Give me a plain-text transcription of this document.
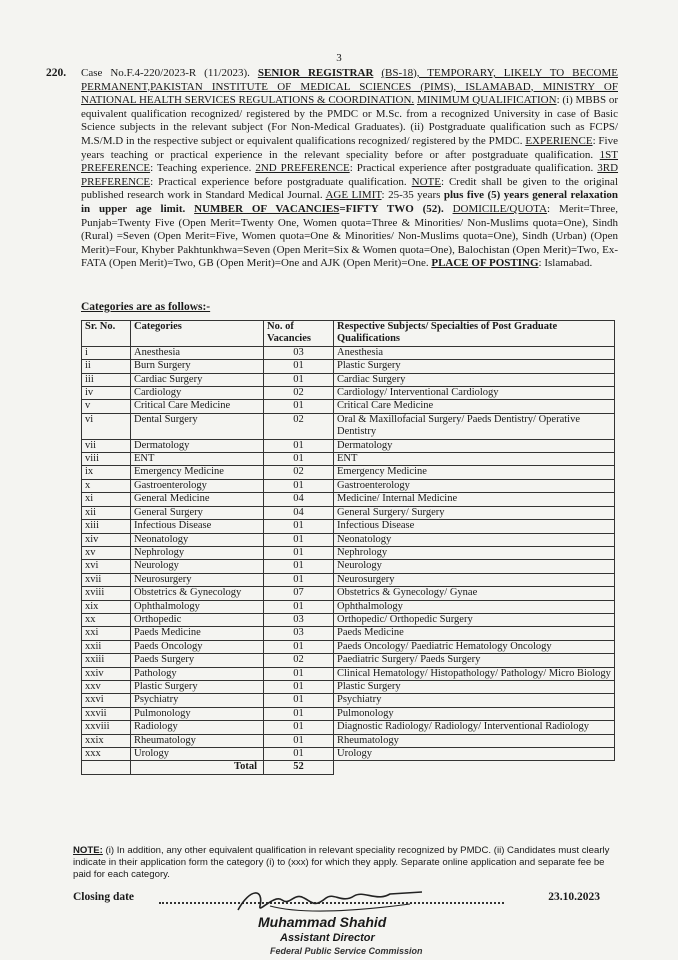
3
220. Case No.F.4-220/2023-R (11/2023). SENIOR REGISTRAR (BS-18), TEMPORARY, LIKELY TO BECOME PERMANENT,PAKISTAN INSTITUTE OF MEDICAL SCIENCES (PIMS), ISLAMABAD, MINISTRY OF NATIONAL HEALTH SERVICES REGULATIONS & COORDINATION. MINIMUM QUALIFICATION: (i) MBBS or equivalent qualification recognized/ registered by the PMDC or M.Sc. from a recognized University in case of Basic Science subjects in the relevant subject (For Non-Medical Graduates). (ii) Postgraduate qualification such as FCPS/ M.S/M.D in the respective subject or equivalent qualifications recognized/ registered by the PMDC. EXPERIENCE: Five years teaching or practical experience in the relevant speciality before or after postgraduate qualification. 1ST PREFERENCE: Teaching experience. 2ND PREFERENCE: Practical experience after postgraduate qualification. 3RD PREFERENCE: Practical experience before postgraduate qualification. NOTE: Credit shall be given to the original published research work in Standard Medical Journal. AGE LIMIT: 25-35 years plus five (5) years general relaxation in upper age limit. NUMBER OF VACANCIES=FIFTY TWO (52). DOMICILE/QUOTA: Merit=Three, Punjab=Twenty Five (Open Merit=Twenty One, Women quota=Three & Minorities/ Non-Muslims quota=One), Sindh (Rural) =Seven (Open Merit=Five, Women quota=One & Minorities/ Non-Muslims quota=One), Sindh (Urban) (Open Merit)=Four, Khyber Pakhtunkhwa=Seven (Open Merit=Six & Women quota=One), Balochistan (Open Merit)=Two, Ex-FATA (Open Merit)=Two, GB (Open Merit)=One and AJK (Open Merit)=One. PLACE OF POSTING: Islamabad.
Categories are as follows:-
Sr. No.	Categories	No. of Vacancies	Respective Subjects/ Specialties of Post Graduate Qualifications
i	Anesthesia	03	Anesthesia
ii	Burn Surgery	01	Plastic Surgery
iii	Cardiac Surgery	01	Cardiac Surgery
iv	Cardiology	02	Cardiology/ Interventional Cardiology
v	Critical Care Medicine	01	Critical Care Medicine
vi	Dental Surgery	02	Oral & Maxillofacial Surgery/ Paeds Dentistry/ Operative Dentistry
vii	Dermatology	01	Dermatology
viii	ENT	01	ENT
ix	Emergency Medicine	02	Emergency Medicine
x	Gastroenterology	01	Gastroenterology
xi	General Medicine	04	Medicine/ Internal Medicine
xii	General Surgery	04	General Surgery/ Surgery
xiii	Infectious Disease	01	Infectious Disease
xiv	Neonatology	01	Neonatology
xv	Nephrology	01	Nephrology
xvi	Neurology	01	Neurology
xvii	Neurosurgery	01	Neurosurgery
xviii	Obstetrics & Gynecology	07	Obstetrics & Gynecology/ Gynae
xix	Ophthalmology	01	Ophthalmology
xx	Orthopedic	03	Orthopedic/ Orthopedic Surgery
xxi	Paeds Medicine	03	Paeds Medicine
xxii	Paeds Oncology	01	Paeds Oncology/ Paediatric Hematology Oncology
xxiii	Paeds Surgery	02	Paediatric Surgery/ Paeds Surgery
xxiv	Pathology	01	Clinical Hematology/ Histopathology/ Pathology/ Micro Biology
xxv	Plastic Surgery	01	Plastic Surgery
xxvi	Psychiatry	01	Psychiatry
xxvii	Pulmonology	01	Pulmonology
xxviii	Radiology	01	Diagnostic Radiology/ Radiology/ Interventional Radiology
xxix	Rheumatology	01	Rheumatology
xxx	Urology	01	Urology
	Total	52	
NOTE: (i) In addition, any other equivalent qualification in relevant speciality recognized by PMDC. (ii) Candidates must clearly indicate in their application form the category (i) to (xxx) for which they apply. Separate online application and separate fee be paid for each category.
Closing date	23.10.2023
Muhammad Shahid
Assistant Director
Federal Public Service Commission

> What the task asks: Quote all the lines above exactly as given. Do not include the pictures.

> The response:
Give me a plain-text transcription of this document.
3
220. Case No.F.4-220/2023-R (11/2023). SENIOR REGISTRAR (BS-18), TEMPORARY, LIKELY TO BECOME PERMANENT,PAKISTAN INSTITUTE OF MEDICAL SCIENCES (PIMS), ISLAMABAD, MINISTRY OF NATIONAL HEALTH SERVICES REGULATIONS & COORDINATION. MINIMUM QUALIFICATION: (i) MBBS or equivalent qualification recognized/ registered by the PMDC or M.Sc. from a recognized University in case of Basic Science subjects in the relevant subject (For Non-Medical Graduates). (ii) Postgraduate qualification such as FCPS/ M.S/M.D in the respective subject or equivalent qualifications recognized/ registered by the PMDC. EXPERIENCE: Five years teaching or practical experience in the relevant speciality before or after postgraduate qualification. 1ST PREFERENCE: Teaching experience. 2ND PREFERENCE: Practical experience after postgraduate qualification. 3RD PREFERENCE: Practical experience before postgraduate qualification. NOTE: Credit shall be given to the original published research work in Standard Medical Journal. AGE LIMIT: 25-35 years plus five (5) years general relaxation in upper age limit. NUMBER OF VACANCIES=FIFTY TWO (52). DOMICILE/QUOTA: Merit=Three, Punjab=Twenty Five (Open Merit=Twenty One, Women quota=Three & Minorities/ Non-Muslims quota=One), Sindh (Rural) =Seven (Open Merit=Five, Women quota=One & Minorities/ Non-Muslims quota=One), Sindh (Urban) (Open Merit)=Four, Khyber Pakhtunkhwa=Seven (Open Merit=Six & Women quota=One), Balochistan (Open Merit)=Two, Ex-FATA (Open Merit)=Two, GB (Open Merit)=One and AJK (Open Merit)=One. PLACE OF POSTING: Islamabad.
Categories are as follows:-
Sr. No.	Categories	No. of Vacancies	Respective Subjects/ Specialties of Post Graduate Qualifications
i	Anesthesia	03	Anesthesia
ii	Burn Surgery	01	Plastic Surgery
iii	Cardiac Surgery	01	Cardiac Surgery
iv	Cardiology	02	Cardiology/ Interventional Cardiology
v	Critical Care Medicine	01	Critical Care Medicine
vi	Dental Surgery	02	Oral & Maxillofacial Surgery/ Paeds Dentistry/ Operative Dentistry
vii	Dermatology	01	Dermatology
viii	ENT	01	ENT
ix	Emergency Medicine	02	Emergency Medicine
x	Gastroenterology	01	Gastroenterology
xi	General Medicine	04	Medicine/ Internal Medicine
xii	General Surgery	04	General Surgery/ Surgery
xiii	Infectious Disease	01	Infectious Disease
xiv	Neonatology	01	Neonatology
xv	Nephrology	01	Nephrology
xvi	Neurology	01	Neurology
xvii	Neurosurgery	01	Neurosurgery
xviii	Obstetrics & Gynecology	07	Obstetrics & Gynecology/ Gynae
xix	Ophthalmology	01	Ophthalmology
xx	Orthopedic	03	Orthopedic/ Orthopedic Surgery
xxi	Paeds Medicine	03	Paeds Medicine
xxii	Paeds Oncology	01	Paeds Oncology/ Paediatric Hematology Oncology
xxiii	Paeds Surgery	02	Paediatric Surgery/ Paeds Surgery
xxiv	Pathology	01	Clinical Hematology/ Histopathology/ Pathology/ Micro Biology
xxv	Plastic Surgery	01	Plastic Surgery
xxvi	Psychiatry	01	Psychiatry
xxvii	Pulmonology	01	Pulmonology
xxviii	Radiology	01	Diagnostic Radiology/ Radiology/ Interventional Radiology
xxix	Rheumatology	01	Rheumatology
xxx	Urology	01	Urology
	Total	52	
NOTE: (i) In addition, any other equivalent qualification in relevant speciality recognized by PMDC. (ii) Candidates must clearly indicate in their application form the category (i) to (xxx) for which they apply. Separate online application and separate fee be paid for each category.
Closing date	23.10.2023
Muhammad Shahid
Assistant Director
Federal Public Service Commission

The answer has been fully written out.